▶ _Working data_:
╔══

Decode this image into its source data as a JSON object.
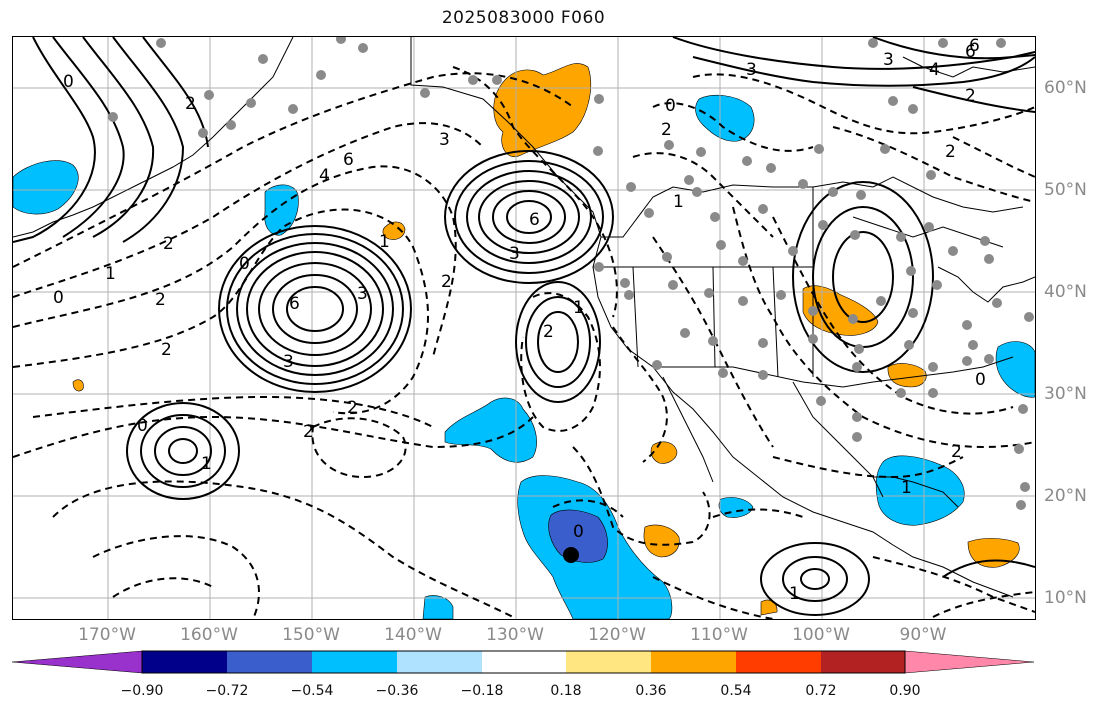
{
  "title": "2025083000 F060",
  "latitude_labels": [
    "60°N",
    "50°N",
    "40°N",
    "30°N",
    "20°N",
    "10°N"
  ],
  "longitude_labels": [
    "170°W",
    "160°W",
    "150°W",
    "140°W",
    "130°W",
    "120°W",
    "110°W",
    "100°W",
    "90°W"
  ],
  "colorbar": {
    "ticks": [
      "−0.90",
      "−0.72",
      "−0.54",
      "−0.36",
      "−0.18",
      "0.18",
      "0.36",
      "0.54",
      "0.72",
      "0.90"
    ],
    "colors": [
      "#9932cc",
      "#00008b",
      "#3a5fcd",
      "#00bfff",
      "#aee2ff",
      "#ffffff",
      "#ffe680",
      "#ffa500",
      "#ff3d00",
      "#b22222",
      "#ff88aa"
    ]
  },
  "contour_labels": [
    "3",
    "6",
    "6",
    "3",
    "1",
    "2",
    "0",
    "3",
    "2",
    "2",
    "1",
    "0",
    "2",
    "2",
    "4",
    "6",
    "3",
    "2",
    "1",
    "0",
    "0",
    "1",
    "2",
    "2",
    "6",
    "3",
    "2",
    "0",
    "1",
    "2",
    "0",
    "1",
    "0",
    "1",
    "2",
    "3",
    "4",
    "2",
    "6"
  ],
  "colors": {
    "frame": "#000000",
    "grid": "#b0b0b0",
    "station_dot": "#8a8a8a",
    "label_gray": "#8a8a8a"
  }
}
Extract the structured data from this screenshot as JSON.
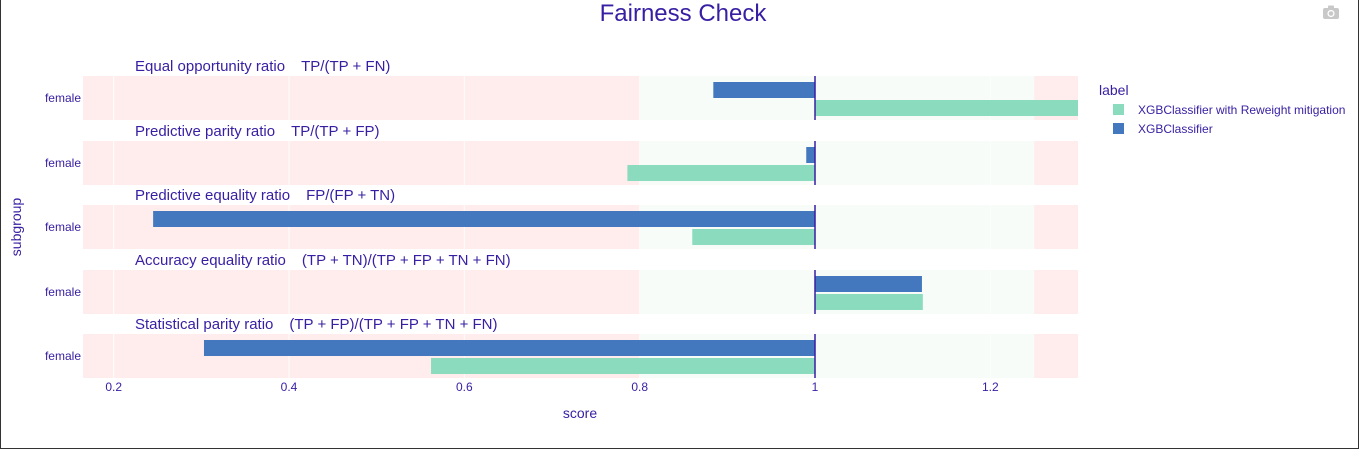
{
  "chart_data": {
    "type": "bar",
    "orientation": "horizontal",
    "title": "Fairness Check",
    "xlabel": "score",
    "ylabel": "subgroup",
    "xlim": [
      0.165,
      1.3
    ],
    "xticks": [
      0.2,
      0.4,
      0.6,
      0.8,
      1,
      1.2
    ],
    "xtick_labels": [
      "0.2",
      "0.4",
      "0.6",
      "0.8",
      "1",
      "1.2"
    ],
    "base": 1,
    "fair_range": [
      0.8,
      1.25
    ],
    "colors": {
      "XGBClassifier": "#4378bf",
      "XGBClassifier with Reweight mitigation": "#8bdcbe",
      "unfair_band": "#ffeded",
      "fair_band": "#f7fcf8",
      "base_line": "#371ea3",
      "text": "#371ea3"
    },
    "legend": {
      "title": "label",
      "position": "top-right",
      "items": [
        "XGBClassifier with Reweight mitigation",
        "XGBClassifier"
      ]
    },
    "panels": [
      {
        "metric": "Equal opportunity ratio",
        "formula": "TP/(TP + FN)",
        "subgroup": "female",
        "series": [
          {
            "name": "XGBClassifier",
            "value": 0.884
          },
          {
            "name": "XGBClassifier with Reweight mitigation",
            "value": 1.32
          }
        ]
      },
      {
        "metric": "Predictive parity ratio",
        "formula": "TP/(TP + FP)",
        "subgroup": "female",
        "series": [
          {
            "name": "XGBClassifier",
            "value": 0.99
          },
          {
            "name": "XGBClassifier with Reweight mitigation",
            "value": 0.786
          }
        ]
      },
      {
        "metric": "Predictive equality ratio",
        "formula": "FP/(FP + TN)",
        "subgroup": "female",
        "series": [
          {
            "name": "XGBClassifier",
            "value": 0.245
          },
          {
            "name": "XGBClassifier with Reweight mitigation",
            "value": 0.86
          }
        ]
      },
      {
        "metric": "Accuracy equality ratio",
        "formula": "(TP + TN)/(TP + FP + TN + FN)",
        "subgroup": "female",
        "series": [
          {
            "name": "XGBClassifier",
            "value": 1.122
          },
          {
            "name": "XGBClassifier with Reweight mitigation",
            "value": 1.123
          }
        ]
      },
      {
        "metric": "Statistical parity ratio",
        "formula": "(TP + FP)/(TP + FP + TN + FN)",
        "subgroup": "female",
        "series": [
          {
            "name": "XGBClassifier",
            "value": 0.303
          },
          {
            "name": "XGBClassifier with Reweight mitigation",
            "value": 0.562
          }
        ]
      }
    ]
  },
  "toolbar": {
    "camera_icon": "camera-icon"
  }
}
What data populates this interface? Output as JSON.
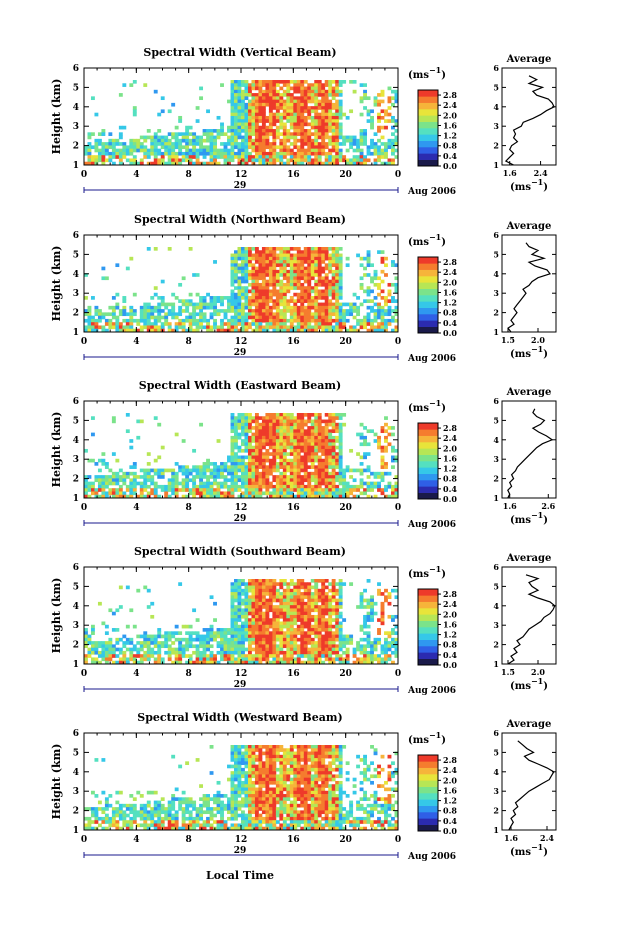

╚══

▶ _Problem description_:
In the records above, find the lines containing "equality" and copy them.

▶ _Reply_:
        "metric": "Predictive equality ratio",
        "metric": "Accuracy equality ratio",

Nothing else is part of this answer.